[Records that describe figures]
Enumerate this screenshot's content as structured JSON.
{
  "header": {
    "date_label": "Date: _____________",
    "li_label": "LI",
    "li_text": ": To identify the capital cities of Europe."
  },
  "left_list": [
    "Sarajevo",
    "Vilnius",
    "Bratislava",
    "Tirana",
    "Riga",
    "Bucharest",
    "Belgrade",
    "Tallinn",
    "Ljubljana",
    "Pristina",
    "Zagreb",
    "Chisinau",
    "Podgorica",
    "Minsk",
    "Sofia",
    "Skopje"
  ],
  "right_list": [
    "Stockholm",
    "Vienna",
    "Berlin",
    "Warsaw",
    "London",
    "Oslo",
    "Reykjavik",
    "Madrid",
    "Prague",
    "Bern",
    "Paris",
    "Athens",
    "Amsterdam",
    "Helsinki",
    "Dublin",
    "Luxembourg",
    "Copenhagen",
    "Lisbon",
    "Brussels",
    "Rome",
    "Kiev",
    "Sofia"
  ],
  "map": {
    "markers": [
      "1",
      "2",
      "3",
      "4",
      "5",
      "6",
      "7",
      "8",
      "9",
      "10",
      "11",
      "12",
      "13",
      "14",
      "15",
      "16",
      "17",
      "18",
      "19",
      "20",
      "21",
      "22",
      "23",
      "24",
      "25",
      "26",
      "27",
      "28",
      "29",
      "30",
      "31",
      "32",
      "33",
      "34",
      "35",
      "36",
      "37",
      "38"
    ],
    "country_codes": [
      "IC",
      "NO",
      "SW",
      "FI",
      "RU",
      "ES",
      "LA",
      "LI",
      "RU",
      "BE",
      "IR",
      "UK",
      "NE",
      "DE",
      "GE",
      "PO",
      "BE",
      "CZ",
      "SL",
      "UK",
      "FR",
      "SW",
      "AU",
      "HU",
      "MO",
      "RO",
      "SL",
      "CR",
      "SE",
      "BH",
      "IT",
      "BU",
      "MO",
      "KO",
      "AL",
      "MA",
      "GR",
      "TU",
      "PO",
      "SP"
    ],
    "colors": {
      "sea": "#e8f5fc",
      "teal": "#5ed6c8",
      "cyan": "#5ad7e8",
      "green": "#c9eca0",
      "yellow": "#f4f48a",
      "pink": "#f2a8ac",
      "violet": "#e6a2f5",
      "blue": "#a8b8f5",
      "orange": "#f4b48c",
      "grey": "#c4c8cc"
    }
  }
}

** What you will do **
Set down all of the entries exactly, please.

** Complete output **
Enumerate this screenshot's content as structured JSON.
{
  "header": {
    "date_label": "Date: _____________",
    "li_label": "LI",
    "li_text": ": To identify the capital cities of Europe."
  },
  "left_list": [
    "Sarajevo",
    "Vilnius",
    "Bratislava",
    "Tirana",
    "Riga",
    "Bucharest",
    "Belgrade",
    "Tallinn",
    "Ljubljana",
    "Pristina",
    "Zagreb",
    "Chisinau",
    "Podgorica",
    "Minsk",
    "Sofia",
    "Skopje"
  ],
  "right_list": [
    "Stockholm",
    "Vienna",
    "Berlin",
    "Warsaw",
    "London",
    "Oslo",
    "Reykjavik",
    "Madrid",
    "Prague",
    "Bern",
    "Paris",
    "Athens",
    "Amsterdam",
    "Helsinki",
    "Dublin",
    "Luxembourg",
    "Copenhagen",
    "Lisbon",
    "Brussels",
    "Rome",
    "Kiev",
    "Sofia"
  ],
  "map": {
    "markers": [
      "1",
      "2",
      "3",
      "4",
      "5",
      "6",
      "7",
      "8",
      "9",
      "10",
      "11",
      "12",
      "13",
      "14",
      "15",
      "16",
      "17",
      "18",
      "19",
      "20",
      "21",
      "22",
      "23",
      "24",
      "25",
      "26",
      "27",
      "28",
      "29",
      "30",
      "31",
      "32",
      "33",
      "34",
      "35",
      "36",
      "37",
      "38"
    ],
    "country_codes": [
      "IC",
      "NO",
      "SW",
      "FI",
      "RU",
      "ES",
      "LA",
      "LI",
      "RU",
      "BE",
      "IR",
      "UK",
      "NE",
      "DE",
      "GE",
      "PO",
      "BE",
      "CZ",
      "SL",
      "UK",
      "FR",
      "SW",
      "AU",
      "HU",
      "MO",
      "RO",
      "SL",
      "CR",
      "SE",
      "BH",
      "IT",
      "BU",
      "MO",
      "KO",
      "AL",
      "MA",
      "GR",
      "TU",
      "PO",
      "SP"
    ],
    "colors": {
      "sea": "#e8f5fc",
      "teal": "#5ed6c8",
      "cyan": "#5ad7e8",
      "green": "#c9eca0",
      "yellow": "#f4f48a",
      "pink": "#f2a8ac",
      "violet": "#e6a2f5",
      "blue": "#a8b8f5",
      "orange": "#f4b48c",
      "grey": "#c4c8cc"
    }
  }
}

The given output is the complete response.